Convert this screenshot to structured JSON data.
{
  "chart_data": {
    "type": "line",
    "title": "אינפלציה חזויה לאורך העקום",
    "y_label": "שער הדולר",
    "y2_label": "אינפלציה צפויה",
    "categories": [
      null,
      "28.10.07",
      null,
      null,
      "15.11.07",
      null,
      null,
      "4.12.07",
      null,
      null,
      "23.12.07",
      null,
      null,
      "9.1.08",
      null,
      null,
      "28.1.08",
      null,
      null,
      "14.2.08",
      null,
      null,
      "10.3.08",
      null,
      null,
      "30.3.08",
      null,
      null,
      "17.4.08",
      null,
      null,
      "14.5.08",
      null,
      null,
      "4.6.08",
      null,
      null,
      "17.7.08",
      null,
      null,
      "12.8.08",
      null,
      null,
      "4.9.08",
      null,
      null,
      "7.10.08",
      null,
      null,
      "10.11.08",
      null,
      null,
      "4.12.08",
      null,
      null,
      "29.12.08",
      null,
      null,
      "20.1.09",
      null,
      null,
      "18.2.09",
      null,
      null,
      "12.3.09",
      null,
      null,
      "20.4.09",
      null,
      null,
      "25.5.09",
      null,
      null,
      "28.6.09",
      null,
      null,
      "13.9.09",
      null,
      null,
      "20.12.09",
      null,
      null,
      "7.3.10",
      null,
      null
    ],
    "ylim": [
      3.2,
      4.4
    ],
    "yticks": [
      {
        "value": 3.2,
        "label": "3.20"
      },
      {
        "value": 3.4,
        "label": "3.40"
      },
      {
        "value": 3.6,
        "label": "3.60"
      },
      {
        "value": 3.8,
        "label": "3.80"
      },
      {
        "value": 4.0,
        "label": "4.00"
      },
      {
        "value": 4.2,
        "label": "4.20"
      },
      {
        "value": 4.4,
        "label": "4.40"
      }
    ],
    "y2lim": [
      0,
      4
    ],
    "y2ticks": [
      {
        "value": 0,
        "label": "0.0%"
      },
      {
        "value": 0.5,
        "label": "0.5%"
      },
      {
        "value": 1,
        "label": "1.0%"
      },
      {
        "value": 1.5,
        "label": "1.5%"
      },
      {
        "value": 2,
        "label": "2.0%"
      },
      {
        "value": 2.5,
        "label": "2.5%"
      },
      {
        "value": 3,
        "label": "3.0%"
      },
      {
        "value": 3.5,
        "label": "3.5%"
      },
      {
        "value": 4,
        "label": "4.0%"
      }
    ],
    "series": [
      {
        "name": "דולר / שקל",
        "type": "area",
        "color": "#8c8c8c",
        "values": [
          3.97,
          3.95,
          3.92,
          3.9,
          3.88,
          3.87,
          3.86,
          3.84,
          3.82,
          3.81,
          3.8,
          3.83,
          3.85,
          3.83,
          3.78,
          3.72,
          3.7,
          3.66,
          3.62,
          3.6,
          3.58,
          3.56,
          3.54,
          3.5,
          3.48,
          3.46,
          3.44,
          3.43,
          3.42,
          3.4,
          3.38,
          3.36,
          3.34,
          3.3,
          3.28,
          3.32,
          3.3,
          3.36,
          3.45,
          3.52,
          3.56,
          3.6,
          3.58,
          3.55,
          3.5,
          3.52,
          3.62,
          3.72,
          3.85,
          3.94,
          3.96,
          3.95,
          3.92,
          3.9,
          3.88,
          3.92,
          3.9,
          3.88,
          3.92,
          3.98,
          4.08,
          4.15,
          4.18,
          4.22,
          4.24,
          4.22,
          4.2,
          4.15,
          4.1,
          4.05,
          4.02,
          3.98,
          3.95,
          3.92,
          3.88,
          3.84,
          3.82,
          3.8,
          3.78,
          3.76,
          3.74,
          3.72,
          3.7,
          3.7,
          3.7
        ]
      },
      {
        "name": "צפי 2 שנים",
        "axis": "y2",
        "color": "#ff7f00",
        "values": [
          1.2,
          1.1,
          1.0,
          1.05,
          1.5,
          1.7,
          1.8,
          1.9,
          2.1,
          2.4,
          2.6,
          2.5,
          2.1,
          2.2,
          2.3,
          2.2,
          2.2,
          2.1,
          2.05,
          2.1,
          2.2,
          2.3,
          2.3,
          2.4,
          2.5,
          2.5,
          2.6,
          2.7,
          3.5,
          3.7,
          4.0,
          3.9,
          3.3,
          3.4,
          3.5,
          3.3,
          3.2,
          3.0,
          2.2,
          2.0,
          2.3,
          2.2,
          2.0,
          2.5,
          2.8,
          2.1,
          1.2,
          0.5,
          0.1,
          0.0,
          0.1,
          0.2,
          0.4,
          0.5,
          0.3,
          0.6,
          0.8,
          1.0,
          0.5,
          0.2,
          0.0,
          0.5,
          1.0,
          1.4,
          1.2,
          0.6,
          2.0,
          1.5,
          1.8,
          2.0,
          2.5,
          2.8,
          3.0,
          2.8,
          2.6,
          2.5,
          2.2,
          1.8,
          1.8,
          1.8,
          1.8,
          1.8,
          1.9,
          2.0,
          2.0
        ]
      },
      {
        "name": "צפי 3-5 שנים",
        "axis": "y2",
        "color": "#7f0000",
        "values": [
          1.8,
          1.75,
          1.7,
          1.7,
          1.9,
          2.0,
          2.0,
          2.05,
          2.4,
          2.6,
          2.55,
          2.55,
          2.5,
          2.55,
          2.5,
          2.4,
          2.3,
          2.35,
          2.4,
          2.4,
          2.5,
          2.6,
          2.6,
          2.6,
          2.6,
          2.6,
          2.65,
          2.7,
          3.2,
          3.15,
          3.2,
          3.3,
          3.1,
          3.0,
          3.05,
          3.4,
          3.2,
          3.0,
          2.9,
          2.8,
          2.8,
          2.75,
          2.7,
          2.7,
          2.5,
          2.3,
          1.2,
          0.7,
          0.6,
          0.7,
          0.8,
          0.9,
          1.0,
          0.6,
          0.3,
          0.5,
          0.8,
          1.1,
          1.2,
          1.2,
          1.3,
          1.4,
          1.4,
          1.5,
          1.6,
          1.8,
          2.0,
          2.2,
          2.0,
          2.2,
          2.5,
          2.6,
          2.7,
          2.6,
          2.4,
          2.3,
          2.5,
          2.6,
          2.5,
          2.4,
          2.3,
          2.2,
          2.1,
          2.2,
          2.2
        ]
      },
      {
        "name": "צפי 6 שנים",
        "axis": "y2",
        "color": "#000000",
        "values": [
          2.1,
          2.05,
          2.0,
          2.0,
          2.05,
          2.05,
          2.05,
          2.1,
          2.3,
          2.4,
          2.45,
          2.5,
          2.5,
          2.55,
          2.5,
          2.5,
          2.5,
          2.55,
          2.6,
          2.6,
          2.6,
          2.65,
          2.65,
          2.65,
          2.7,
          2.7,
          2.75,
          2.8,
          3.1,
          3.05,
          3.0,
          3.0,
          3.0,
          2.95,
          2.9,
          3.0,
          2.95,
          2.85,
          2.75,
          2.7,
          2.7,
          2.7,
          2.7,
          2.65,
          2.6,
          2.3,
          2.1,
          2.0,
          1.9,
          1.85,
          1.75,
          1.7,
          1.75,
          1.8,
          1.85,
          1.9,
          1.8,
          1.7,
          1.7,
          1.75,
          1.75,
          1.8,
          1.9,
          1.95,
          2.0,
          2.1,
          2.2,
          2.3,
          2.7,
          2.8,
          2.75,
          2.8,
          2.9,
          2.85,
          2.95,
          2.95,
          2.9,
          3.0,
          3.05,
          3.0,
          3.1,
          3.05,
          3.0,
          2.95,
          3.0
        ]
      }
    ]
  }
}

========================================================================

Exercise aim>
Reproduce the records above exactly as they appear.

Reply to the task>
Convert this screenshot to structured JSON data.
{
  "chart_data": {
    "type": "line",
    "title": "אינפלציה חזויה לאורך העקום",
    "y_label": "שער הדולר",
    "y2_label": "אינפלציה צפויה",
    "categories": [
      null,
      "28.10.07",
      null,
      null,
      "15.11.07",
      null,
      null,
      "4.12.07",
      null,
      null,
      "23.12.07",
      null,
      null,
      "9.1.08",
      null,
      null,
      "28.1.08",
      null,
      null,
      "14.2.08",
      null,
      null,
      "10.3.08",
      null,
      null,
      "30.3.08",
      null,
      null,
      "17.4.08",
      null,
      null,
      "14.5.08",
      null,
      null,
      "4.6.08",
      null,
      null,
      "17.7.08",
      null,
      null,
      "12.8.08",
      null,
      null,
      "4.9.08",
      null,
      null,
      "7.10.08",
      null,
      null,
      "10.11.08",
      null,
      null,
      "4.12.08",
      null,
      null,
      "29.12.08",
      null,
      null,
      "20.1.09",
      null,
      null,
      "18.2.09",
      null,
      null,
      "12.3.09",
      null,
      null,
      "20.4.09",
      null,
      null,
      "25.5.09",
      null,
      null,
      "28.6.09",
      null,
      null,
      "13.9.09",
      null,
      null,
      "20.12.09",
      null,
      null,
      "7.3.10",
      null,
      null
    ],
    "ylim": [
      3.2,
      4.4
    ],
    "yticks": [
      {
        "value": 3.2,
        "label": "3.20"
      },
      {
        "value": 3.4,
        "label": "3.40"
      },
      {
        "value": 3.6,
        "label": "3.60"
      },
      {
        "value": 3.8,
        "label": "3.80"
      },
      {
        "value": 4.0,
        "label": "4.00"
      },
      {
        "value": 4.2,
        "label": "4.20"
      },
      {
        "value": 4.4,
        "label": "4.40"
      }
    ],
    "y2lim": [
      0,
      4
    ],
    "y2ticks": [
      {
        "value": 0,
        "label": "0.0%"
      },
      {
        "value": 0.5,
        "label": "0.5%"
      },
      {
        "value": 1,
        "label": "1.0%"
      },
      {
        "value": 1.5,
        "label": "1.5%"
      },
      {
        "value": 2,
        "label": "2.0%"
      },
      {
        "value": 2.5,
        "label": "2.5%"
      },
      {
        "value": 3,
        "label": "3.0%"
      },
      {
        "value": 3.5,
        "label": "3.5%"
      },
      {
        "value": 4,
        "label": "4.0%"
      }
    ],
    "series": [
      {
        "name": "דולר / שקל",
        "type": "area",
        "color": "#8c8c8c",
        "values": [
          3.97,
          3.95,
          3.92,
          3.9,
          3.88,
          3.87,
          3.86,
          3.84,
          3.82,
          3.81,
          3.8,
          3.83,
          3.85,
          3.83,
          3.78,
          3.72,
          3.7,
          3.66,
          3.62,
          3.6,
          3.58,
          3.56,
          3.54,
          3.5,
          3.48,
          3.46,
          3.44,
          3.43,
          3.42,
          3.4,
          3.38,
          3.36,
          3.34,
          3.3,
          3.28,
          3.32,
          3.3,
          3.36,
          3.45,
          3.52,
          3.56,
          3.6,
          3.58,
          3.55,
          3.5,
          3.52,
          3.62,
          3.72,
          3.85,
          3.94,
          3.96,
          3.95,
          3.92,
          3.9,
          3.88,
          3.92,
          3.9,
          3.88,
          3.92,
          3.98,
          4.08,
          4.15,
          4.18,
          4.22,
          4.24,
          4.22,
          4.2,
          4.15,
          4.1,
          4.05,
          4.02,
          3.98,
          3.95,
          3.92,
          3.88,
          3.84,
          3.82,
          3.8,
          3.78,
          3.76,
          3.74,
          3.72,
          3.7,
          3.7,
          3.7
        ]
      },
      {
        "name": "צפי 2 שנים",
        "axis": "y2",
        "color": "#ff7f00",
        "values": [
          1.2,
          1.1,
          1.0,
          1.05,
          1.5,
          1.7,
          1.8,
          1.9,
          2.1,
          2.4,
          2.6,
          2.5,
          2.1,
          2.2,
          2.3,
          2.2,
          2.2,
          2.1,
          2.05,
          2.1,
          2.2,
          2.3,
          2.3,
          2.4,
          2.5,
          2.5,
          2.6,
          2.7,
          3.5,
          3.7,
          4.0,
          3.9,
          3.3,
          3.4,
          3.5,
          3.3,
          3.2,
          3.0,
          2.2,
          2.0,
          2.3,
          2.2,
          2.0,
          2.5,
          2.8,
          2.1,
          1.2,
          0.5,
          0.1,
          0.0,
          0.1,
          0.2,
          0.4,
          0.5,
          0.3,
          0.6,
          0.8,
          1.0,
          0.5,
          0.2,
          0.0,
          0.5,
          1.0,
          1.4,
          1.2,
          0.6,
          2.0,
          1.5,
          1.8,
          2.0,
          2.5,
          2.8,
          3.0,
          2.8,
          2.6,
          2.5,
          2.2,
          1.8,
          1.8,
          1.8,
          1.8,
          1.8,
          1.9,
          2.0,
          2.0
        ]
      },
      {
        "name": "צפי 3-5 שנים",
        "axis": "y2",
        "color": "#7f0000",
        "values": [
          1.8,
          1.75,
          1.7,
          1.7,
          1.9,
          2.0,
          2.0,
          2.05,
          2.4,
          2.6,
          2.55,
          2.55,
          2.5,
          2.55,
          2.5,
          2.4,
          2.3,
          2.35,
          2.4,
          2.4,
          2.5,
          2.6,
          2.6,
          2.6,
          2.6,
          2.6,
          2.65,
          2.7,
          3.2,
          3.15,
          3.2,
          3.3,
          3.1,
          3.0,
          3.05,
          3.4,
          3.2,
          3.0,
          2.9,
          2.8,
          2.8,
          2.75,
          2.7,
          2.7,
          2.5,
          2.3,
          1.2,
          0.7,
          0.6,
          0.7,
          0.8,
          0.9,
          1.0,
          0.6,
          0.3,
          0.5,
          0.8,
          1.1,
          1.2,
          1.2,
          1.3,
          1.4,
          1.4,
          1.5,
          1.6,
          1.8,
          2.0,
          2.2,
          2.0,
          2.2,
          2.5,
          2.6,
          2.7,
          2.6,
          2.4,
          2.3,
          2.5,
          2.6,
          2.5,
          2.4,
          2.3,
          2.2,
          2.1,
          2.2,
          2.2
        ]
      },
      {
        "name": "צפי 6 שנים",
        "axis": "y2",
        "color": "#000000",
        "values": [
          2.1,
          2.05,
          2.0,
          2.0,
          2.05,
          2.05,
          2.05,
          2.1,
          2.3,
          2.4,
          2.45,
          2.5,
          2.5,
          2.55,
          2.5,
          2.5,
          2.5,
          2.55,
          2.6,
          2.6,
          2.6,
          2.65,
          2.65,
          2.65,
          2.7,
          2.7,
          2.75,
          2.8,
          3.1,
          3.05,
          3.0,
          3.0,
          3.0,
          2.95,
          2.9,
          3.0,
          2.95,
          2.85,
          2.75,
          2.7,
          2.7,
          2.7,
          2.7,
          2.65,
          2.6,
          2.3,
          2.1,
          2.0,
          1.9,
          1.85,
          1.75,
          1.7,
          1.75,
          1.8,
          1.85,
          1.9,
          1.8,
          1.7,
          1.7,
          1.75,
          1.75,
          1.8,
          1.9,
          1.95,
          2.0,
          2.1,
          2.2,
          2.3,
          2.7,
          2.8,
          2.75,
          2.8,
          2.9,
          2.85,
          2.95,
          2.95,
          2.9,
          3.0,
          3.05,
          3.0,
          3.1,
          3.05,
          3.0,
          2.95,
          3.0
        ]
      }
    ]
  }
}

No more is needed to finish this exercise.